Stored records
▬▬▬▬▬▬

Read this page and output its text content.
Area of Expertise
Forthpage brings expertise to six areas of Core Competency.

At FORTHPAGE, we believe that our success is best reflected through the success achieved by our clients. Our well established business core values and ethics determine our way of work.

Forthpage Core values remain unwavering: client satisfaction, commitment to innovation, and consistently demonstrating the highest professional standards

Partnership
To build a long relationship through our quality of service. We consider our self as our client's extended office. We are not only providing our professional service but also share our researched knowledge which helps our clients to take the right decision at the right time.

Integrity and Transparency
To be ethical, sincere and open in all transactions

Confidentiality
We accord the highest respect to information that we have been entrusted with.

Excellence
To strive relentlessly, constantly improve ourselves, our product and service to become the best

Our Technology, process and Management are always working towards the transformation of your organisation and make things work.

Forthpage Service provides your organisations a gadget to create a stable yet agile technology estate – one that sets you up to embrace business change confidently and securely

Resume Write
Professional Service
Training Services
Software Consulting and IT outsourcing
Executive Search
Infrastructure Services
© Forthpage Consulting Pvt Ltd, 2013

▬▬▬▬▬▬

* What you need to do
Transcribe the full listing above without leaving anything out.

* The completed task
Read this page and output its text content.
Area of Expertise
Forthpage brings expertise to six areas of Core Competency.

At FORTHPAGE, we believe that our success is best reflected through the success achieved by our clients. Our well established business core values and ethics determine our way of work.

Forthpage Core values remain unwavering: client satisfaction, commitment to innovation, and consistently demonstrating the highest professional standards

Partnership
To build a long relationship through our quality of service. We consider our self as our client's extended office. We are not only providing our professional service but also share our researched knowledge which helps our clients to take the right decision at the right time.

Integrity and Transparency
To be ethical, sincere and open in all transactions

Confidentiality
We accord the highest respect to information that we have been entrusted with.

Excellence
To strive relentlessly, constantly improve ourselves, our product and service to become the best

Our Technology, process and Management are always working towards the transformation of your organisation and make things work.

Forthpage Service provides your organisations a gadget to create a stable yet agile technology estate – one that sets you up to embrace business change confidently and securely

Resume Write
Professional Service
Training Services
Software Consulting and IT outsourcing
Executive Search
Infrastructure Services
© Forthpage Consulting Pvt Ltd, 2013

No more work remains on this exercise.